> O QUE FAZER
a – Segundo o trecho selecionado, onde há um miasma de antissemitismo se espalhando? Liste todos os lugares citados.
b – Escreva a continuação do trecho selecionado a partir da última frase.

Às vezes, duas ou mais coisas aparentemente auto-excludentes ou contraditórias podem ser verdade ao mesmo tempo. Ser judeu e não ser judeu. Abominar o ataque terrorista do Hamas e abominar as ocupações e crimes do estado israelense contra os palestinos. Defender o direito de Israel a seu estado e entender que a criação desse estado se deu mediante o trauma do Holocausto mas também de influências de fundamentalismos religiosos e interesses coloniais de longa data que desataram um processo interminável de mútuas agressões e duelos de mitos e narrativas. Defender o direito dos palestinos a seu estado e entender que um massacre terrorista em grande escala contra civis não é uma forma justificável de resistência. Defender que uma nação tenha direito de autodefesa e julgar inaceitável o exercício desse direito por meio de práticas genocidas. E o combate necessário aos abusos do estado israelense sob o atual governo não exclui o fato de que há um miasma de antissemitismo se espalhando na Europa, no Brasil, nas redes sociais, onde “o judeu” é conclamado a justificar abusos de indivíduos ou parcelas da sociedade que não são meramente judeus, e sim atores insuflados, como sempre, por uma variedade de agendas e ideologias. (E isso não torna menos graves os preconceitos e generalizações contra "o árabe", "o palestino".)

> DADOS FORNECIDOS

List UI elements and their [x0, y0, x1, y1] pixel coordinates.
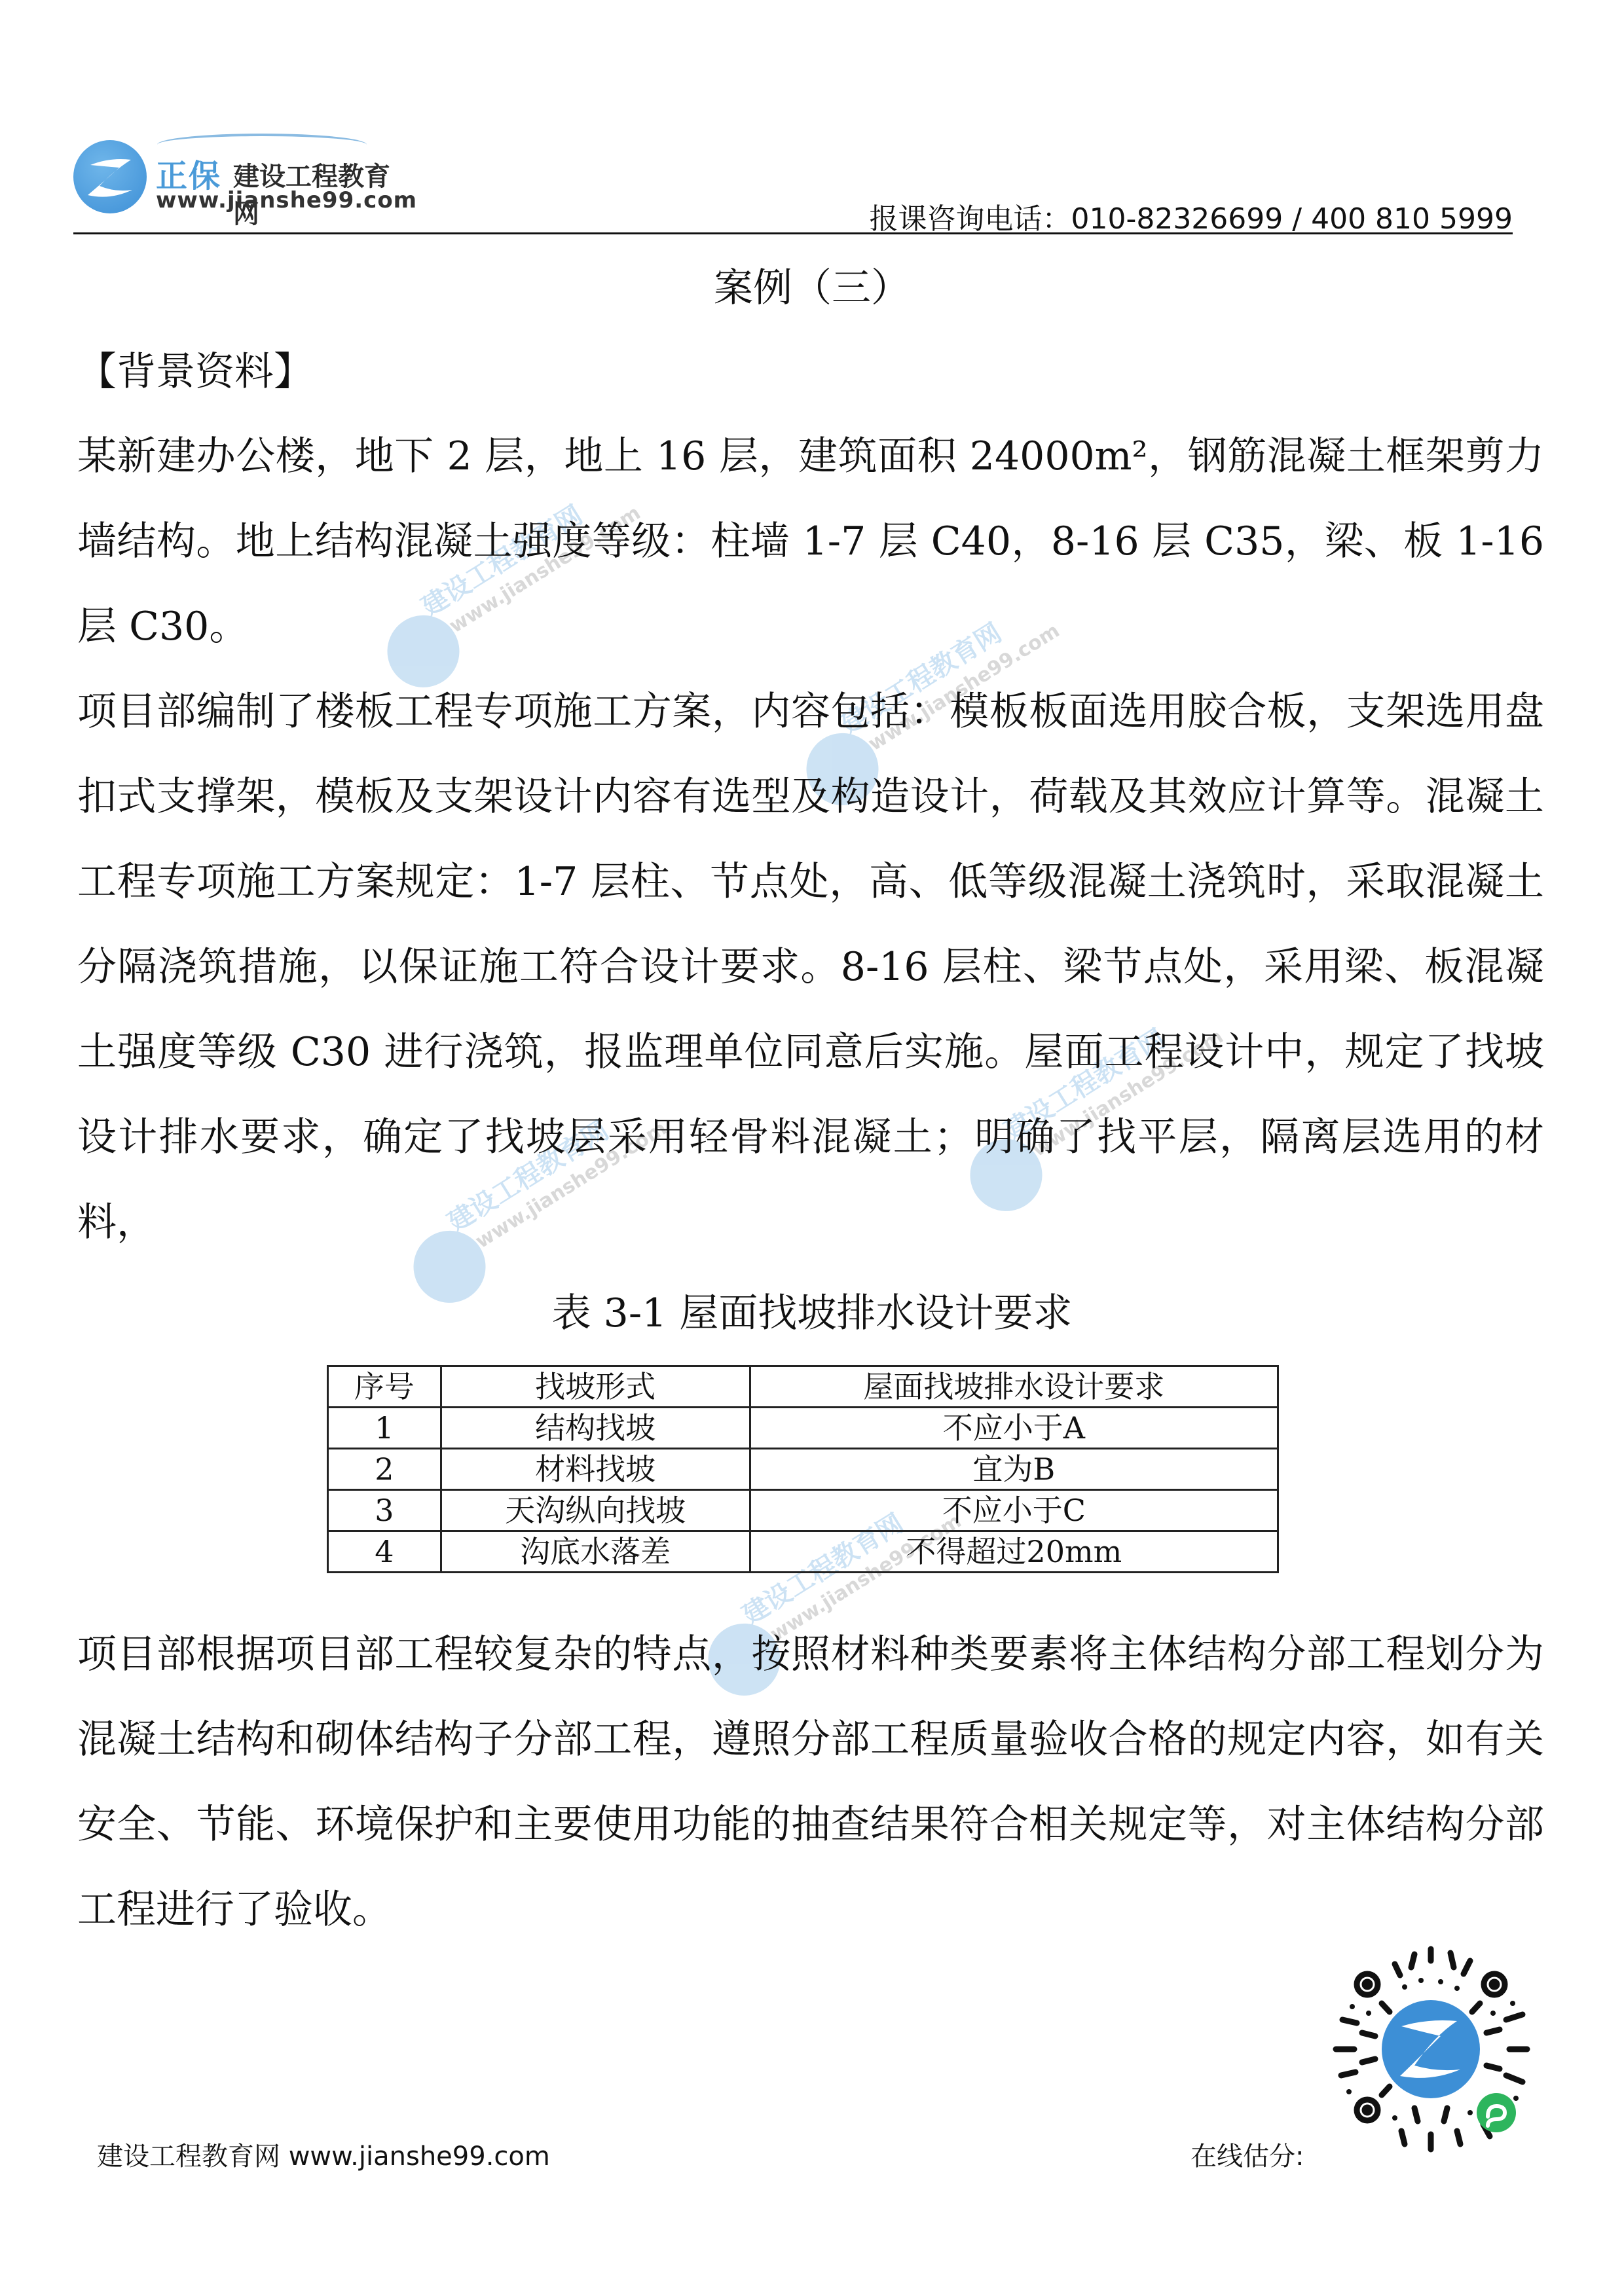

> RESULTADOS POR TAREFA
a – Europa, Brasil e redes sociais.

b –
Enumerar esse tipo de contraposição não nos leva muito longe. Não existe nada que eu possa acrescentar a essa discussão, por limitações minhas e pela natureza complexa e escorregadia de tudo que compõe o problema. As vozes que realmente importam e devem ser ouvidas numa hora dessas são as de especialistas renomados e as de quem perdeu, de ambos os lados, o incalculável nesse conflito: seus filhos e familiares, sua integridade física, sua dignidade, sua esperança de sobreviver. Podemos buscar saber mais sobre o que aconteceu no ano de 1948 nesse podcast [em inglês], por exemplo, para compreender como as narrativas de israelenses e palestinos estabelecem um impasse entre vítimas, para o qual só se poderia pensar numa saída a partir do momento em que cada lado se permite reconhecer de que maneiras o outro foi e está sendo vitimado, tanto um pelo outro quanto pelos interesses históricos de outros povos e nações.
*
É nessas ocasiões que a importância da reflexão ética se apresenta com urgência. A ética, ao contrário dos códigos morais, não fornece regras ou prescrições para determinar o que é certo ou errado. Pensar eticamente é um procedimento ao qual nos habituamos a partir de um esforço consciente, é estabelecer um conjunto de valores a partir dos quais se pode reagir da forma menos danosa possível ao que se apresenta em cada momento. Parte-se daquilo que é inadmissível para tentar atingir o desejável.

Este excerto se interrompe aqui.